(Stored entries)
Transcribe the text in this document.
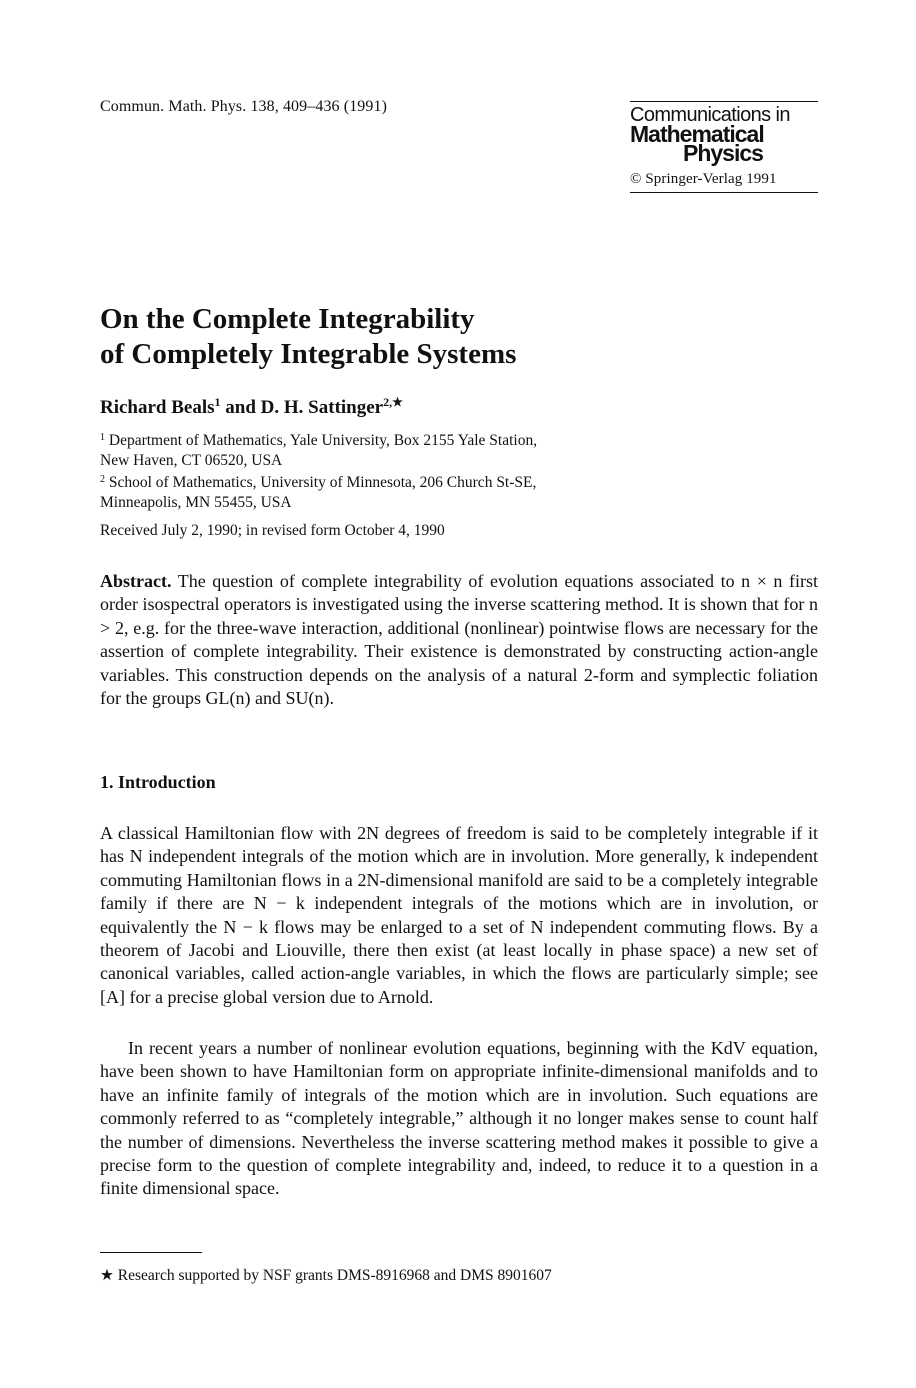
Commun. Math. Phys. 138, 409–436 (1991)	Communications in
Mathematical
Physics
© Springer-Verlag 1991
On the Complete Integrability
of Completely Integrable Systems
Richard Beals$^1$ and D. H. Sattinger$^{2,★}$
$^1$ Department of Mathematics, Yale University, Box 2155 Yale Station,
New Haven, CT 06520, USA
$^2$ School of Mathematics, University of Minnesota, 206 Church St-SE,
Minneapolis, MN 55455, USA
Received July 2, 1990; in revised form October 4, 1990

Abstract. The question of complete integrability of evolution equations associated to n × n first order isospectral operators is investigated using the inverse scattering method. It is shown that for n > 2, e.g. for the three-wave interaction, additional (nonlinear) pointwise flows are necessary for the assertion of complete integrability. Their existence is demonstrated by constructing action-angle variables. This construction depends on the analysis of a natural 2-form and symplectic foliation for the groups GL(n) and SU(n).

1. Introduction

A classical Hamiltonian flow with 2N degrees of freedom is said to be completely integrable if it has N independent integrals of the motion which are in involution. More generally, k independent commuting Hamiltonian flows in a 2N-dimensional manifold are said to be a completely integrable family if there are N − k independent integrals of the motions which are in involution, or equivalently the N − k flows may be enlarged to a set of N independent commuting flows. By a theorem of Jacobi and Liouville, there then exist (at least locally in phase space) a new set of canonical variables, called action-angle variables, in which the flows are particularly simple; see [A] for a precise global version due to Arnold.

In recent years a number of nonlinear evolution equations, beginning with the KdV equation, have been shown to have Hamiltonian form on appropriate infinite-dimensional manifolds and to have an infinite family of integrals of the motion which are in involution. Such equations are commonly referred to as “completely integrable,” although it no longer makes sense to count half the number of dimensions. Nevertheless the inverse scattering method makes it possible to give a precise form to the question of complete integrability and, indeed, to reduce it to a question in a finite dimensional space.

★ Research supported by NSF grants DMS-8916968 and DMS 8901607
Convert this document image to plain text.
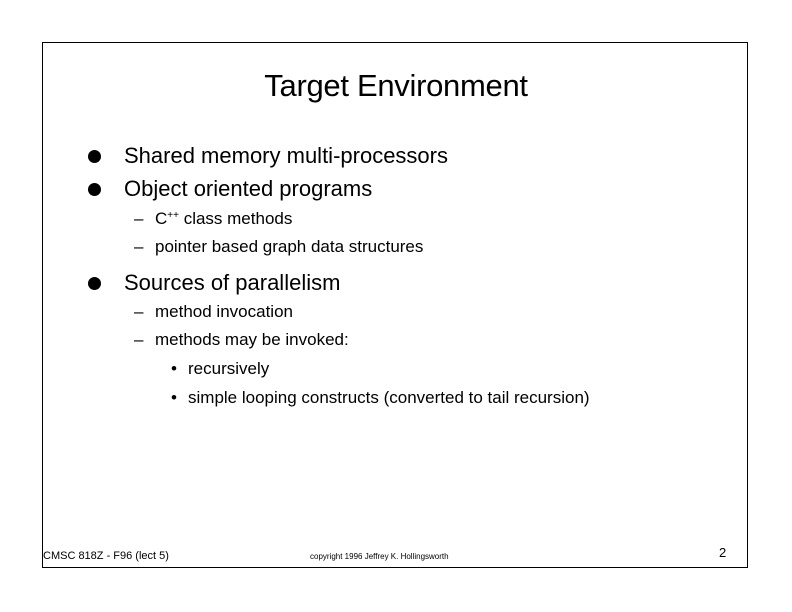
Target Environment
Shared memory multi-processors
Object oriented programs
– C++ class methods
– pointer based graph data structures
Sources of parallelism
– method invocation
– methods may be invoked:
• recursively
• simple looping constructs (converted to tail recursion)
CMSC 818Z - F96 (lect 5)	copyright 1996 Jeffrey K. Hollingsworth	2
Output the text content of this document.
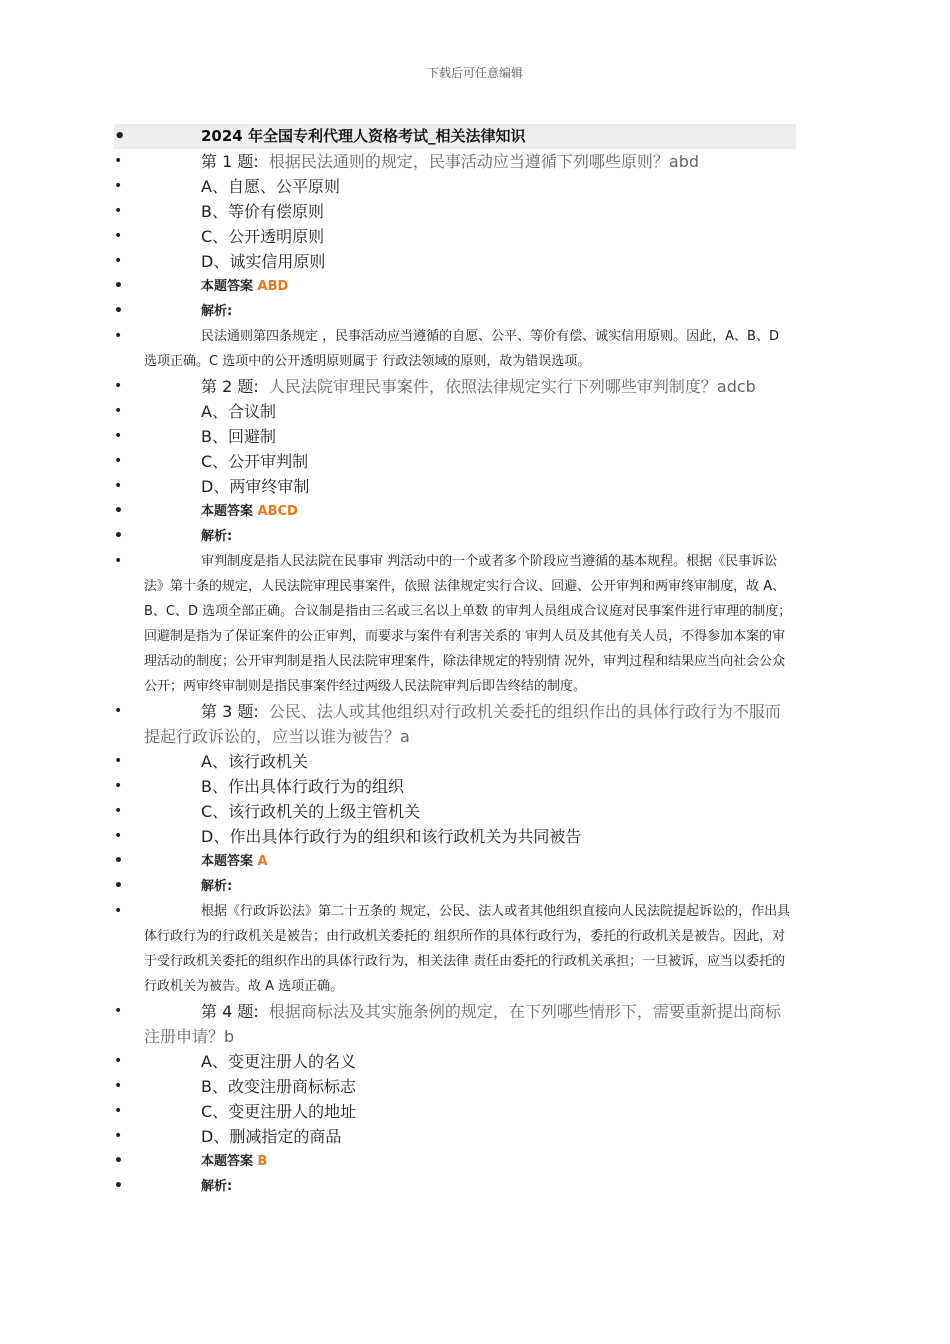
下载后可任意编辑
•	2024 年全国专利代理人资格考试_相关法律知识
•	第 1 题: 根据民法通则的规定，民事活动应当遵循下列哪些原则？abd
•	A、自愿、公平原则
•	B、等价有偿原则
•	C、公开透明原则
•	D、诚实信用原则
•	本题答案 ABD
•	解析:
•	民法通则第四条规定 ，民事活动应当遵循的自愿、公平、等价有偿、诚实信用原则。因此，A、B、D 选项正确。C 选项中的公开透明原则属于 行政法领域的原则，故为错误选项。
•	第 2 题: 人民法院审理民事案件，依照法律规定实行下列哪些审判制度？adcb
•	A、合议制
•	B、回避制
•	C、公开审判制
•	D、两审终审制
•	本题答案 ABCD
•	解析:
•	审判制度是指人民法院在民事审 判活动中的一个或者多个阶段应当遵循的基本规程。根据《民事诉讼法》第十条的规定，人民法院审理民事案件，依照 法律规定实行合议、回避、公开审判和两审终审制度，故 A、B、C、D 选项全部正确。合议制是指由三名或三名以上单数 的审判人员组成合议庭对民事案件进行审理的制度；回避制是指为了保证案件的公正审判，而要求与案件有利害关系的 审判人员及其他有关人员，不得参加本案的审理活动的制度；公开审判制是指人民法院审理案件，除法律规定的特别情 况外，审判过程和结果应当向社会公众公开；两审终审制则是指民事案件经过两级人民法院审判后即告终结的制度。
•	第 3 题: 公民、法人或其他组织对行政机关委托的组织作出的具体行政行为不服而提起行政诉讼的，应当以谁为被告？a
•	A、该行政机关
•	B、作出具体行政行为的组织
•	C、该行政机关的上级主管机关
•	D、作出具体行政行为的组织和该行政机关为共同被告
•	本题答案 A
•	解析:
•	根据《行政诉讼法》第二十五条的 规定，公民、法人或者其他组织直接向人民法院提起诉讼的，作出具体行政行为的行政机关是被告；由行政机关委托的 组织所作的具体行政行为，委托的行政机关是被告。因此，对于受行政机关委托的组织作出的具体行政行为，相关法律 责任由委托的行政机关承担；一旦被诉，应当以委托的行政机关为被告。故 A 选项正确。
•	第 4 题: 根据商标法及其实施条例的规定，在下列哪些情形下，需要重新提出商标注册申请？b
•	A、变更注册人的名义
•	B、改变注册商标标志
•	C、变更注册人的地址
•	D、删减指定的商品
•	本题答案 B
•	解析:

• **Do this**
Send back the data above word for word, with the pictures left out.

• **Answer to the task**
Transcribe the text in this document.
Commun. Math. Phys. 138, 409–436 (1991)	Communications in
Mathematical
Physics
© Springer-Verlag 1991
On the Complete Integrability
of Completely Integrable Systems
Richard Beals$^1$ and D. H. Sattinger$^{2,★}$
$^1$ Department of Mathematics, Yale University, Box 2155 Yale Station,
New Haven, CT 06520, USA
$^2$ School of Mathematics, University of Minnesota, 206 Church St-SE,
Minneapolis, MN 55455, USA
Received July 2, 1990; in revised form October 4, 1990

Abstract. The question of complete integrability of evolution equations associated to n × n first order isospectral operators is investigated using the inverse scattering method. It is shown that for n > 2, e.g. for the three-wave interaction, additional (nonlinear) pointwise flows are necessary for the assertion of complete integrability. Their existence is demonstrated by constructing action-angle variables. This construction depends on the analysis of a natural 2-form and symplectic foliation for the groups GL(n) and SU(n).

1. Introduction

A classical Hamiltonian flow with 2N degrees of freedom is said to be completely integrable if it has N independent integrals of the motion which are in involution. More generally, k independent commuting Hamiltonian flows in a 2N-dimensional manifold are said to be a completely integrable family if there are N − k independent integrals of the motions which are in involution, or equivalently the N − k flows may be enlarged to a set of N independent commuting flows. By a theorem of Jacobi and Liouville, there then exist (at least locally in phase space) a new set of canonical variables, called action-angle variables, in which the flows are particularly simple; see [A] for a precise global version due to Arnold.

In recent years a number of nonlinear evolution equations, beginning with the KdV equation, have been shown to have Hamiltonian form on appropriate infinite-dimensional manifolds and to have an infinite family of integrals of the motion which are in involution. Such equations are commonly referred to as “completely integrable,” although it no longer makes sense to count half the number of dimensions. Nevertheless the inverse scattering method makes it possible to give a precise form to the question of complete integrability and, indeed, to reduce it to a question in a finite dimensional space.

★ Research supported by NSF grants DMS-8916968 and DMS 8901607
Convert this document image to plain text.
Target Environment
Shared memory multi-processors
Object oriented programs
– C++ class methods
– pointer based graph data structures
Sources of parallelism
– method invocation
– methods may be invoked:
• recursively
• simple looping constructs (converted to tail recursion)
CMSC 818Z - F96 (lect 5)	copyright 1996 Jeffrey K. Hollingsworth	2
Output the text content of this document.
下载后可任意编辑
•	2024 年全国专利代理人资格考试_相关法律知识
•	第 1 题: 根据民法通则的规定，民事活动应当遵循下列哪些原则？abd
•	A、自愿、公平原则
•	B、等价有偿原则
•	C、公开透明原则
•	D、诚实信用原则
•	本题答案 ABD
•	解析:
•	民法通则第四条规定 ，民事活动应当遵循的自愿、公平、等价有偿、诚实信用原则。因此，A、B、D 选项正确。C 选项中的公开透明原则属于 行政法领域的原则，故为错误选项。
•	第 2 题: 人民法院审理民事案件，依照法律规定实行下列哪些审判制度？adcb
•	A、合议制
•	B、回避制
•	C、公开审判制
•	D、两审终审制
•	本题答案 ABCD
•	解析:
•	审判制度是指人民法院在民事审 判活动中的一个或者多个阶段应当遵循的基本规程。根据《民事诉讼法》第十条的规定，人民法院审理民事案件，依照 法律规定实行合议、回避、公开审判和两审终审制度，故 A、B、C、D 选项全部正确。合议制是指由三名或三名以上单数 的审判人员组成合议庭对民事案件进行审理的制度；回避制是指为了保证案件的公正审判，而要求与案件有利害关系的 审判人员及其他有关人员，不得参加本案的审理活动的制度；公开审判制是指人民法院审理案件，除法律规定的特别情 况外，审判过程和结果应当向社会公众公开；两审终审制则是指民事案件经过两级人民法院审判后即告终结的制度。
•	第 3 题: 公民、法人或其他组织对行政机关委托的组织作出的具体行政行为不服而提起行政诉讼的，应当以谁为被告？a
•	A、该行政机关
•	B、作出具体行政行为的组织
•	C、该行政机关的上级主管机关
•	D、作出具体行政行为的组织和该行政机关为共同被告
•	本题答案 A
•	解析:
•	根据《行政诉讼法》第二十五条的 规定，公民、法人或者其他组织直接向人民法院提起诉讼的，作出具体行政行为的行政机关是被告；由行政机关委托的 组织所作的具体行政行为，委托的行政机关是被告。因此，对于受行政机关委托的组织作出的具体行政行为，相关法律 责任由委托的行政机关承担；一旦被诉，应当以委托的行政机关为被告。故 A 选项正确。
•	第 4 题: 根据商标法及其实施条例的规定，在下列哪些情形下，需要重新提出商标注册申请？b
•	A、变更注册人的名义
•	B、改变注册商标标志
•	C、变更注册人的地址
•	D、删减指定的商品
•	本题答案 B
•	解析:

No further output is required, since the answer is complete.